- **WORK TO DO**
Keep only the lines of the listing that include the word "name", and copy them.

- **DATA FOR THIS TASK**
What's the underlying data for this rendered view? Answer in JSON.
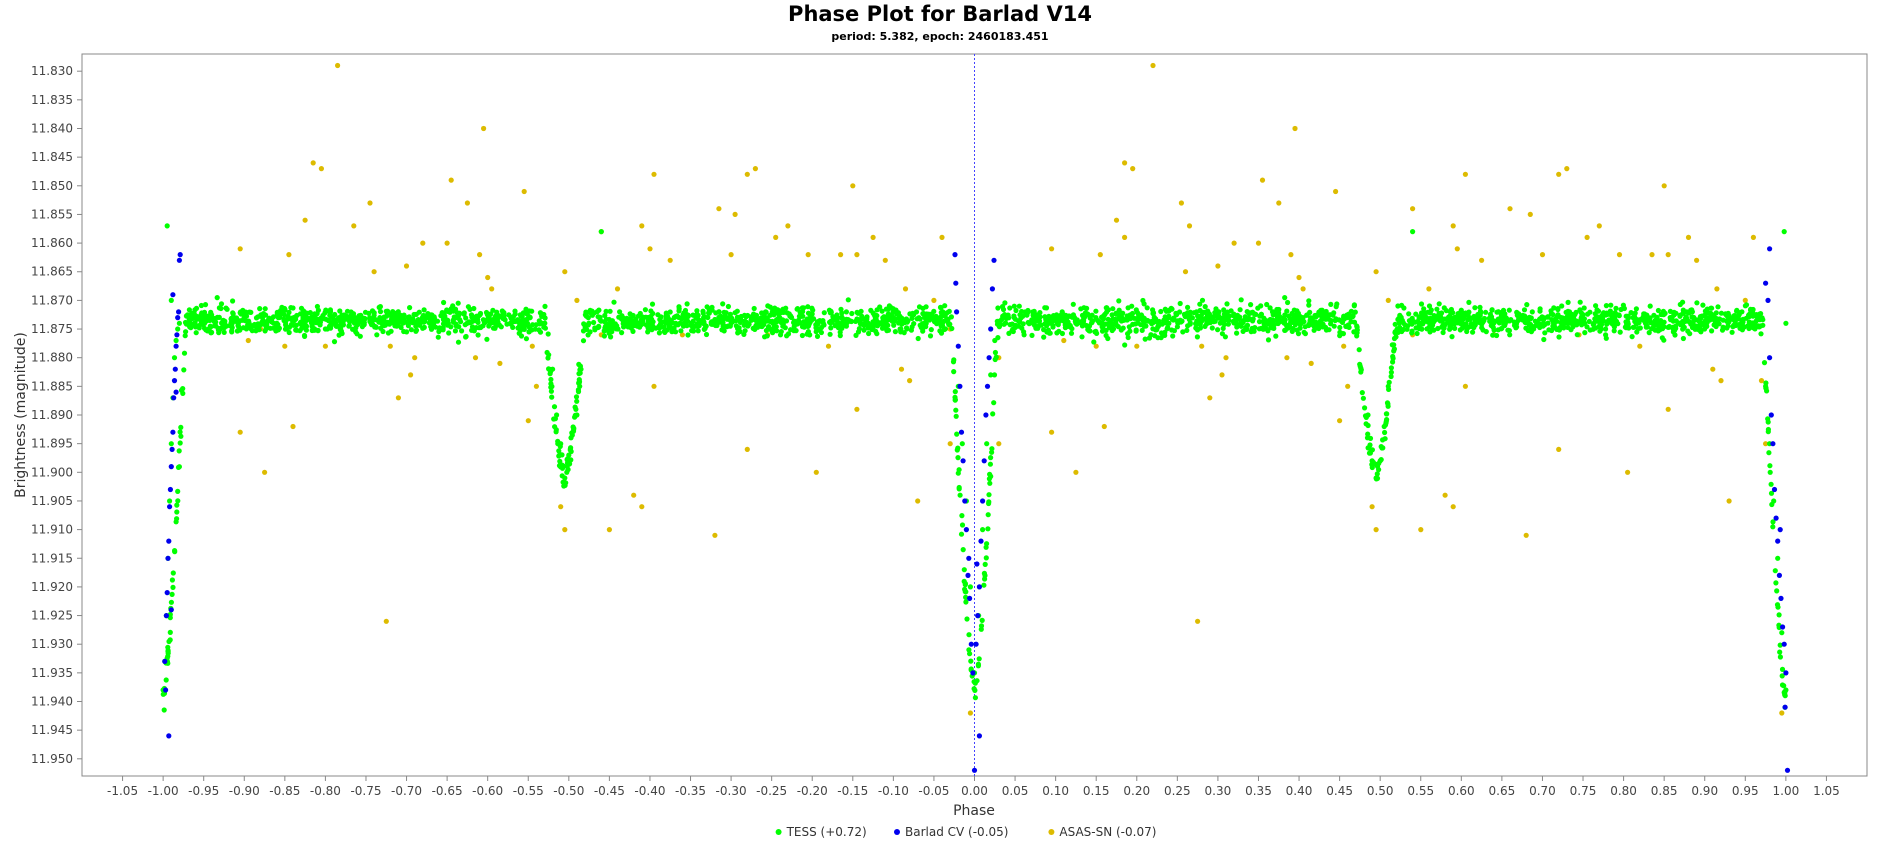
{
  "chart_data": {
    "type": "scatter",
    "title": "Phase Plot for Barlad V14",
    "subtitle": "period: 5.382, epoch: 2460183.451",
    "xlabel": "Phase",
    "ylabel": "Brightness (magnitude)",
    "xlim": [
      -1.1,
      1.1
    ],
    "ylim": [
      11.827,
      11.953
    ],
    "y_inverted": true,
    "x_ticks": [
      "-1.05",
      "-1.00",
      "-0.95",
      "-0.90",
      "-0.85",
      "-0.80",
      "-0.75",
      "-0.70",
      "-0.65",
      "-0.60",
      "-0.55",
      "-0.50",
      "-0.45",
      "-0.40",
      "-0.35",
      "-0.30",
      "-0.25",
      "-0.20",
      "-0.15",
      "-0.10",
      "-0.05",
      "0.00",
      "0.05",
      "0.10",
      "0.15",
      "0.20",
      "0.25",
      "0.30",
      "0.35",
      "0.40",
      "0.45",
      "0.50",
      "0.55",
      "0.60",
      "0.65",
      "0.70",
      "0.75",
      "0.80",
      "0.85",
      "0.90",
      "0.95",
      "1.00",
      "1.05"
    ],
    "y_ticks": [
      "11.830",
      "11.835",
      "11.840",
      "11.845",
      "11.850",
      "11.855",
      "11.860",
      "11.865",
      "11.870",
      "11.875",
      "11.880",
      "11.885",
      "11.890",
      "11.895",
      "11.900",
      "11.905",
      "11.910",
      "11.915",
      "11.920",
      "11.925",
      "11.930",
      "11.935",
      "11.940",
      "11.945",
      "11.950"
    ],
    "marker_line_x": 0.0,
    "legend_position": "bottom-center",
    "series": [
      {
        "name": "TESS (+0.72)",
        "color": "#00ff00",
        "model": {
          "baseline": 11.8735,
          "primary_center": 0.0,
          "primary_depth": 0.066,
          "primary_halfwidth": 0.028,
          "secondary_center": 0.495,
          "secondary_depth": 0.027,
          "secondary_halfwidth": 0.025,
          "scatter": 0.0012,
          "phase_range": [
            -1.0,
            1.0
          ]
        },
        "values": [
          [
            -1.0,
            11.938
          ],
          [
            -0.998,
            11.933
          ],
          [
            -0.996,
            11.925
          ],
          [
            -0.994,
            11.915
          ],
          [
            -0.992,
            11.905
          ],
          [
            -0.99,
            11.895
          ],
          [
            -0.988,
            11.887
          ],
          [
            -0.986,
            11.88
          ],
          [
            -0.984,
            11.877
          ],
          [
            -0.982,
            11.875
          ],
          [
            -0.98,
            11.874
          ],
          [
            -0.995,
            11.857
          ],
          [
            -0.99,
            11.87
          ],
          [
            -0.505,
            11.901
          ],
          [
            -0.5,
            11.897
          ],
          [
            -0.51,
            11.895
          ],
          [
            -0.515,
            11.89
          ],
          [
            -0.49,
            11.89
          ],
          [
            -0.485,
            11.882
          ],
          [
            -0.52,
            11.882
          ],
          [
            -0.46,
            11.858
          ],
          [
            -0.02,
            11.885
          ],
          [
            -0.015,
            11.895
          ],
          [
            -0.01,
            11.905
          ],
          [
            -0.005,
            11.92
          ],
          [
            0.0,
            11.935
          ],
          [
            0.005,
            11.925
          ],
          [
            0.01,
            11.91
          ],
          [
            0.015,
            11.895
          ],
          [
            0.02,
            11.883
          ],
          [
            0.025,
            11.877
          ],
          [
            0.485,
            11.89
          ],
          [
            0.49,
            11.898
          ],
          [
            0.495,
            11.901
          ],
          [
            0.5,
            11.898
          ],
          [
            0.505,
            11.892
          ],
          [
            0.51,
            11.885
          ],
          [
            0.54,
            11.858
          ],
          [
            0.975,
            11.885
          ],
          [
            0.98,
            11.895
          ],
          [
            0.985,
            11.905
          ],
          [
            0.99,
            11.915
          ],
          [
            0.995,
            11.928
          ],
          [
            1.0,
            11.938
          ],
          [
            0.998,
            11.858
          ],
          [
            1.0,
            11.874
          ]
        ]
      },
      {
        "name": "Barlad CV (-0.05)",
        "color": "#0000ee",
        "values": [
          [
            -0.998,
            11.933
          ],
          [
            -0.997,
            11.938
          ],
          [
            -0.996,
            11.925
          ],
          [
            -0.995,
            11.921
          ],
          [
            -0.994,
            11.915
          ],
          [
            -0.993,
            11.912
          ],
          [
            -0.992,
            11.906
          ],
          [
            -0.991,
            11.903
          ],
          [
            -0.99,
            11.899
          ],
          [
            -0.989,
            11.896
          ],
          [
            -0.988,
            11.893
          ],
          [
            -0.987,
            11.887
          ],
          [
            -0.986,
            11.884
          ],
          [
            -0.985,
            11.882
          ],
          [
            -0.984,
            11.878
          ],
          [
            -0.983,
            11.876
          ],
          [
            -0.982,
            11.873
          ],
          [
            -0.981,
            11.872
          ],
          [
            -0.98,
            11.863
          ],
          [
            -0.979,
            11.862
          ],
          [
            -0.988,
            11.869
          ],
          [
            -0.993,
            11.946
          ],
          [
            -0.99,
            11.924
          ],
          [
            -0.984,
            11.886
          ],
          [
            -0.024,
            11.862
          ],
          [
            -0.023,
            11.867
          ],
          [
            -0.022,
            11.872
          ],
          [
            -0.02,
            11.878
          ],
          [
            -0.018,
            11.885
          ],
          [
            -0.016,
            11.893
          ],
          [
            -0.014,
            11.898
          ],
          [
            -0.012,
            11.905
          ],
          [
            -0.01,
            11.91
          ],
          [
            -0.008,
            11.918
          ],
          [
            -0.006,
            11.922
          ],
          [
            -0.004,
            11.93
          ],
          [
            -0.002,
            11.935
          ],
          [
            0.0,
            11.952
          ],
          [
            0.002,
            11.93
          ],
          [
            0.004,
            11.925
          ],
          [
            0.006,
            11.92
          ],
          [
            0.008,
            11.912
          ],
          [
            0.01,
            11.905
          ],
          [
            0.012,
            11.898
          ],
          [
            0.014,
            11.89
          ],
          [
            0.016,
            11.885
          ],
          [
            0.018,
            11.88
          ],
          [
            0.02,
            11.875
          ],
          [
            0.022,
            11.868
          ],
          [
            0.024,
            11.863
          ],
          [
            0.006,
            11.946
          ],
          [
            -0.007,
            11.915
          ],
          [
            0.003,
            11.916
          ],
          [
            0.975,
            11.867
          ],
          [
            0.978,
            11.87
          ],
          [
            0.98,
            11.88
          ],
          [
            0.982,
            11.89
          ],
          [
            0.984,
            11.895
          ],
          [
            0.986,
            11.903
          ],
          [
            0.988,
            11.908
          ],
          [
            0.99,
            11.912
          ],
          [
            0.992,
            11.918
          ],
          [
            0.994,
            11.922
          ],
          [
            0.996,
            11.927
          ],
          [
            0.998,
            11.93
          ],
          [
            1.0,
            11.935
          ],
          [
            0.999,
            11.941
          ],
          [
            0.98,
            11.861
          ],
          [
            1.002,
            11.952
          ],
          [
            0.993,
            11.91
          ]
        ]
      },
      {
        "name": "ASAS-SN (-0.07)",
        "color": "#ddbb00",
        "values": [
          [
            -0.785,
            11.829
          ],
          [
            0.22,
            11.829
          ],
          [
            -0.605,
            11.84
          ],
          [
            0.395,
            11.84
          ],
          [
            -0.815,
            11.846
          ],
          [
            -0.805,
            11.847
          ],
          [
            0.185,
            11.846
          ],
          [
            0.195,
            11.847
          ],
          [
            -0.645,
            11.849
          ],
          [
            0.355,
            11.849
          ],
          [
            -0.555,
            11.851
          ],
          [
            0.445,
            11.851
          ],
          [
            -0.15,
            11.85
          ],
          [
            0.85,
            11.85
          ],
          [
            -0.395,
            11.848
          ],
          [
            0.605,
            11.848
          ],
          [
            -0.28,
            11.848
          ],
          [
            -0.27,
            11.847
          ],
          [
            0.72,
            11.848
          ],
          [
            0.73,
            11.847
          ],
          [
            -0.745,
            11.853
          ],
          [
            0.255,
            11.853
          ],
          [
            -0.625,
            11.853
          ],
          [
            0.375,
            11.853
          ],
          [
            -0.825,
            11.856
          ],
          [
            0.175,
            11.856
          ],
          [
            -0.765,
            11.857
          ],
          [
            -0.68,
            11.86
          ],
          [
            -0.65,
            11.86
          ],
          [
            -0.61,
            11.862
          ],
          [
            0.32,
            11.86
          ],
          [
            0.35,
            11.86
          ],
          [
            0.39,
            11.862
          ],
          [
            -0.46,
            11.858
          ],
          [
            -0.41,
            11.857
          ],
          [
            -0.315,
            11.854
          ],
          [
            -0.295,
            11.855
          ],
          [
            -0.23,
            11.857
          ],
          [
            -0.125,
            11.859
          ],
          [
            -0.04,
            11.859
          ],
          [
            0.185,
            11.859
          ],
          [
            0.265,
            11.857
          ],
          [
            0.54,
            11.854
          ],
          [
            0.59,
            11.857
          ],
          [
            0.66,
            11.854
          ],
          [
            0.685,
            11.855
          ],
          [
            0.77,
            11.857
          ],
          [
            0.88,
            11.859
          ],
          [
            0.96,
            11.859
          ],
          [
            -0.905,
            11.861
          ],
          [
            -0.845,
            11.862
          ],
          [
            -0.74,
            11.865
          ],
          [
            -0.7,
            11.864
          ],
          [
            -0.6,
            11.866
          ],
          [
            -0.595,
            11.868
          ],
          [
            -0.505,
            11.865
          ],
          [
            -0.49,
            11.87
          ],
          [
            -0.44,
            11.868
          ],
          [
            -0.4,
            11.861
          ],
          [
            -0.375,
            11.863
          ],
          [
            -0.3,
            11.862
          ],
          [
            -0.245,
            11.859
          ],
          [
            -0.205,
            11.862
          ],
          [
            -0.165,
            11.862
          ],
          [
            -0.145,
            11.862
          ],
          [
            -0.11,
            11.863
          ],
          [
            -0.085,
            11.868
          ],
          [
            -0.05,
            11.87
          ],
          [
            0.095,
            11.861
          ],
          [
            0.155,
            11.862
          ],
          [
            0.26,
            11.865
          ],
          [
            0.3,
            11.864
          ],
          [
            0.4,
            11.866
          ],
          [
            0.405,
            11.868
          ],
          [
            0.495,
            11.865
          ],
          [
            0.51,
            11.87
          ],
          [
            0.56,
            11.868
          ],
          [
            0.595,
            11.861
          ],
          [
            0.625,
            11.863
          ],
          [
            0.7,
            11.862
          ],
          [
            0.755,
            11.859
          ],
          [
            0.795,
            11.862
          ],
          [
            0.835,
            11.862
          ],
          [
            0.855,
            11.862
          ],
          [
            0.89,
            11.863
          ],
          [
            0.915,
            11.868
          ],
          [
            0.95,
            11.87
          ],
          [
            -0.895,
            11.877
          ],
          [
            -0.88,
            11.875
          ],
          [
            -0.85,
            11.878
          ],
          [
            -0.8,
            11.878
          ],
          [
            -0.72,
            11.878
          ],
          [
            -0.69,
            11.88
          ],
          [
            -0.615,
            11.88
          ],
          [
            -0.585,
            11.881
          ],
          [
            -0.545,
            11.878
          ],
          [
            -0.46,
            11.876
          ],
          [
            -0.36,
            11.876
          ],
          [
            -0.255,
            11.876
          ],
          [
            -0.18,
            11.878
          ],
          [
            -0.09,
            11.882
          ],
          [
            -0.08,
            11.884
          ],
          [
            0.11,
            11.877
          ],
          [
            0.15,
            11.878
          ],
          [
            0.2,
            11.878
          ],
          [
            0.28,
            11.878
          ],
          [
            0.31,
            11.88
          ],
          [
            0.385,
            11.88
          ],
          [
            0.415,
            11.881
          ],
          [
            0.455,
            11.878
          ],
          [
            0.54,
            11.876
          ],
          [
            0.64,
            11.876
          ],
          [
            0.745,
            11.876
          ],
          [
            0.82,
            11.878
          ],
          [
            0.91,
            11.882
          ],
          [
            0.92,
            11.884
          ],
          [
            -0.71,
            11.887
          ],
          [
            -0.695,
            11.883
          ],
          [
            -0.54,
            11.885
          ],
          [
            -0.395,
            11.885
          ],
          [
            -0.145,
            11.889
          ],
          [
            0.29,
            11.887
          ],
          [
            0.305,
            11.883
          ],
          [
            0.46,
            11.885
          ],
          [
            0.605,
            11.885
          ],
          [
            0.855,
            11.889
          ],
          [
            -0.84,
            11.892
          ],
          [
            -0.905,
            11.893
          ],
          [
            -0.55,
            11.891
          ],
          [
            0.16,
            11.892
          ],
          [
            0.095,
            11.893
          ],
          [
            0.45,
            11.891
          ],
          [
            -0.875,
            11.9
          ],
          [
            -0.195,
            11.9
          ],
          [
            -0.28,
            11.896
          ],
          [
            -0.07,
            11.905
          ],
          [
            0.125,
            11.9
          ],
          [
            0.805,
            11.9
          ],
          [
            0.72,
            11.896
          ],
          [
            0.93,
            11.905
          ],
          [
            -0.42,
            11.904
          ],
          [
            -0.41,
            11.906
          ],
          [
            -0.51,
            11.906
          ],
          [
            0.58,
            11.904
          ],
          [
            0.59,
            11.906
          ],
          [
            0.49,
            11.906
          ],
          [
            -0.505,
            11.91
          ],
          [
            -0.45,
            11.91
          ],
          [
            -0.32,
            11.911
          ],
          [
            0.495,
            11.91
          ],
          [
            0.55,
            11.91
          ],
          [
            0.68,
            11.911
          ],
          [
            -0.725,
            11.926
          ],
          [
            0.275,
            11.926
          ],
          [
            -0.005,
            11.942
          ],
          [
            0.995,
            11.942
          ],
          [
            -0.03,
            11.895
          ],
          [
            0.03,
            11.895
          ],
          [
            -0.03,
            11.875
          ],
          [
            0.03,
            11.88
          ],
          [
            0.97,
            11.884
          ],
          [
            0.975,
            11.895
          ]
        ]
      }
    ]
  }
}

- **FULL ANSWER**
        "name": "TESS (+0.72)",
        "name": "Barlad CV (-0.05)",
        "name": "ASAS-SN (-0.07)",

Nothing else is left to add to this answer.